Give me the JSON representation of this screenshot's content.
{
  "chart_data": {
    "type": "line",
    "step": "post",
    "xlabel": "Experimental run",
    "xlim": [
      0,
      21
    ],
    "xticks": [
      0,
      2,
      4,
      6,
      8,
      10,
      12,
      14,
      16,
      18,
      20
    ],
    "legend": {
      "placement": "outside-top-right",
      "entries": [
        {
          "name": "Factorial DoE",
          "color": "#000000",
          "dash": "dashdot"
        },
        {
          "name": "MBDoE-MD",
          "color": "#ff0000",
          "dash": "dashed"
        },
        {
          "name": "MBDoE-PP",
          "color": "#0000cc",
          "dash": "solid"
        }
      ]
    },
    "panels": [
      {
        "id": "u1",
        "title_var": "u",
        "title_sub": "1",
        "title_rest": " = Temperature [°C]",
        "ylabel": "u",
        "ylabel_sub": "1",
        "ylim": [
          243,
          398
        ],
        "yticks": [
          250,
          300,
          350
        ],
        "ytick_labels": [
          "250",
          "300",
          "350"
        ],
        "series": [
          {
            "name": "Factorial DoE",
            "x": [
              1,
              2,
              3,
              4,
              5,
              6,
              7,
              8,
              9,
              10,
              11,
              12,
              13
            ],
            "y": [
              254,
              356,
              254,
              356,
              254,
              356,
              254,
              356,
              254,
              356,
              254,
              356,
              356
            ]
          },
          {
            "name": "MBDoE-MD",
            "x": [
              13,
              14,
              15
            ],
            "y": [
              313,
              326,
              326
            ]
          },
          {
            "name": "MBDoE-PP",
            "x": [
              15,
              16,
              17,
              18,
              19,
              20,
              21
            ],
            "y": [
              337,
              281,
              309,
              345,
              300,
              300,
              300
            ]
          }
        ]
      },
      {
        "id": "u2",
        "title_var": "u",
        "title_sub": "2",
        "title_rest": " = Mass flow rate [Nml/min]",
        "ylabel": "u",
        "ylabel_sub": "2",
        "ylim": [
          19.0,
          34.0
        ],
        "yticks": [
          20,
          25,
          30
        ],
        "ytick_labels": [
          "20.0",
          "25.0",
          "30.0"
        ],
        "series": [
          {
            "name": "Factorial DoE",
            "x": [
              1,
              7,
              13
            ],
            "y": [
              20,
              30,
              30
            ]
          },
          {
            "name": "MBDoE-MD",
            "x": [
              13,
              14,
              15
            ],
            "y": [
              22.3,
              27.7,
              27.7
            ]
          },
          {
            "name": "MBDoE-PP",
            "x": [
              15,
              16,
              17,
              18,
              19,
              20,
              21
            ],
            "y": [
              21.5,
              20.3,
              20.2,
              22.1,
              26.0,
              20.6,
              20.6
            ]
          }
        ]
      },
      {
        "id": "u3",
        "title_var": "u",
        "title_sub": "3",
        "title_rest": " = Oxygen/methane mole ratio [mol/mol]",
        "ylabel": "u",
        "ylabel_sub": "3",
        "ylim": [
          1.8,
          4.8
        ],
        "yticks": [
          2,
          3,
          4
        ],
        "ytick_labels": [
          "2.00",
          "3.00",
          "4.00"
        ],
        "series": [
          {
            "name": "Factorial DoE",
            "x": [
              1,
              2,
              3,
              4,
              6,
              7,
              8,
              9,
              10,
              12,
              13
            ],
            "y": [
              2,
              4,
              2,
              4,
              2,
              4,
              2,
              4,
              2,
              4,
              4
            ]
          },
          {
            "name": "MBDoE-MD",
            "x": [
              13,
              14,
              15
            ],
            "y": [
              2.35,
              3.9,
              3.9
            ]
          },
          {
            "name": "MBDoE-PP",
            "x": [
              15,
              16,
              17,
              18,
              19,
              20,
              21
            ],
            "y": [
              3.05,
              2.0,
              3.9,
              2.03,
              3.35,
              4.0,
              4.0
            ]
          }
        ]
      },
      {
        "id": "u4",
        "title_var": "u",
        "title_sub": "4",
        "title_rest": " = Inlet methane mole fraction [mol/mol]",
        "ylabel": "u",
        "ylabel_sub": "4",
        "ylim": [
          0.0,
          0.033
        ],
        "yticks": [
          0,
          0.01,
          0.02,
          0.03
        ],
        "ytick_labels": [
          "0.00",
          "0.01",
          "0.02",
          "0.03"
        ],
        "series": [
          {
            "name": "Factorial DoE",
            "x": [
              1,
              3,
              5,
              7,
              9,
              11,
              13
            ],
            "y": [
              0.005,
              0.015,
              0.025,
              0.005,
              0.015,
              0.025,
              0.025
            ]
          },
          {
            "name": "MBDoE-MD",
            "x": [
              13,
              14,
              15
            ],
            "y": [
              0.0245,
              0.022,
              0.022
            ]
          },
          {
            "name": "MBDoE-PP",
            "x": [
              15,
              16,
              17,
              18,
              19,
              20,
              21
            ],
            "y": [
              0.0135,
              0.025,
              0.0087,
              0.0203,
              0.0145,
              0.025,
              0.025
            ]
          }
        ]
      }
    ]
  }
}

→ Work to do:
Repeat the data exactly. Leave nothing out.

→ Exercise answer:
Give me the JSON representation of this screenshot's content.
{
  "chart_data": {
    "type": "line",
    "step": "post",
    "xlabel": "Experimental run",
    "xlim": [
      0,
      21
    ],
    "xticks": [
      0,
      2,
      4,
      6,
      8,
      10,
      12,
      14,
      16,
      18,
      20
    ],
    "legend": {
      "placement": "outside-top-right",
      "entries": [
        {
          "name": "Factorial DoE",
          "color": "#000000",
          "dash": "dashdot"
        },
        {
          "name": "MBDoE-MD",
          "color": "#ff0000",
          "dash": "dashed"
        },
        {
          "name": "MBDoE-PP",
          "color": "#0000cc",
          "dash": "solid"
        }
      ]
    },
    "panels": [
      {
        "id": "u1",
        "title_var": "u",
        "title_sub": "1",
        "title_rest": " = Temperature [°C]",
        "ylabel": "u",
        "ylabel_sub": "1",
        "ylim": [
          243,
          398
        ],
        "yticks": [
          250,
          300,
          350
        ],
        "ytick_labels": [
          "250",
          "300",
          "350"
        ],
        "series": [
          {
            "name": "Factorial DoE",
            "x": [
              1,
              2,
              3,
              4,
              5,
              6,
              7,
              8,
              9,
              10,
              11,
              12,
              13
            ],
            "y": [
              254,
              356,
              254,
              356,
              254,
              356,
              254,
              356,
              254,
              356,
              254,
              356,
              356
            ]
          },
          {
            "name": "MBDoE-MD",
            "x": [
              13,
              14,
              15
            ],
            "y": [
              313,
              326,
              326
            ]
          },
          {
            "name": "MBDoE-PP",
            "x": [
              15,
              16,
              17,
              18,
              19,
              20,
              21
            ],
            "y": [
              337,
              281,
              309,
              345,
              300,
              300,
              300
            ]
          }
        ]
      },
      {
        "id": "u2",
        "title_var": "u",
        "title_sub": "2",
        "title_rest": " = Mass flow rate [Nml/min]",
        "ylabel": "u",
        "ylabel_sub": "2",
        "ylim": [
          19.0,
          34.0
        ],
        "yticks": [
          20,
          25,
          30
        ],
        "ytick_labels": [
          "20.0",
          "25.0",
          "30.0"
        ],
        "series": [
          {
            "name": "Factorial DoE",
            "x": [
              1,
              7,
              13
            ],
            "y": [
              20,
              30,
              30
            ]
          },
          {
            "name": "MBDoE-MD",
            "x": [
              13,
              14,
              15
            ],
            "y": [
              22.3,
              27.7,
              27.7
            ]
          },
          {
            "name": "MBDoE-PP",
            "x": [
              15,
              16,
              17,
              18,
              19,
              20,
              21
            ],
            "y": [
              21.5,
              20.3,
              20.2,
              22.1,
              26.0,
              20.6,
              20.6
            ]
          }
        ]
      },
      {
        "id": "u3",
        "title_var": "u",
        "title_sub": "3",
        "title_rest": " = Oxygen/methane mole ratio [mol/mol]",
        "ylabel": "u",
        "ylabel_sub": "3",
        "ylim": [
          1.8,
          4.8
        ],
        "yticks": [
          2,
          3,
          4
        ],
        "ytick_labels": [
          "2.00",
          "3.00",
          "4.00"
        ],
        "series": [
          {
            "name": "Factorial DoE",
            "x": [
              1,
              2,
              3,
              4,
              6,
              7,
              8,
              9,
              10,
              12,
              13
            ],
            "y": [
              2,
              4,
              2,
              4,
              2,
              4,
              2,
              4,
              2,
              4,
              4
            ]
          },
          {
            "name": "MBDoE-MD",
            "x": [
              13,
              14,
              15
            ],
            "y": [
              2.35,
              3.9,
              3.9
            ]
          },
          {
            "name": "MBDoE-PP",
            "x": [
              15,
              16,
              17,
              18,
              19,
              20,
              21
            ],
            "y": [
              3.05,
              2.0,
              3.9,
              2.03,
              3.35,
              4.0,
              4.0
            ]
          }
        ]
      },
      {
        "id": "u4",
        "title_var": "u",
        "title_sub": "4",
        "title_rest": " = Inlet methane mole fraction [mol/mol]",
        "ylabel": "u",
        "ylabel_sub": "4",
        "ylim": [
          0.0,
          0.033
        ],
        "yticks": [
          0,
          0.01,
          0.02,
          0.03
        ],
        "ytick_labels": [
          "0.00",
          "0.01",
          "0.02",
          "0.03"
        ],
        "series": [
          {
            "name": "Factorial DoE",
            "x": [
              1,
              3,
              5,
              7,
              9,
              11,
              13
            ],
            "y": [
              0.005,
              0.015,
              0.025,
              0.005,
              0.015,
              0.025,
              0.025
            ]
          },
          {
            "name": "MBDoE-MD",
            "x": [
              13,
              14,
              15
            ],
            "y": [
              0.0245,
              0.022,
              0.022
            ]
          },
          {
            "name": "MBDoE-PP",
            "x": [
              15,
              16,
              17,
              18,
              19,
              20,
              21
            ],
            "y": [
              0.0135,
              0.025,
              0.0087,
              0.0203,
              0.0145,
              0.025,
              0.025
            ]
          }
        ]
      }
    ]
  }
}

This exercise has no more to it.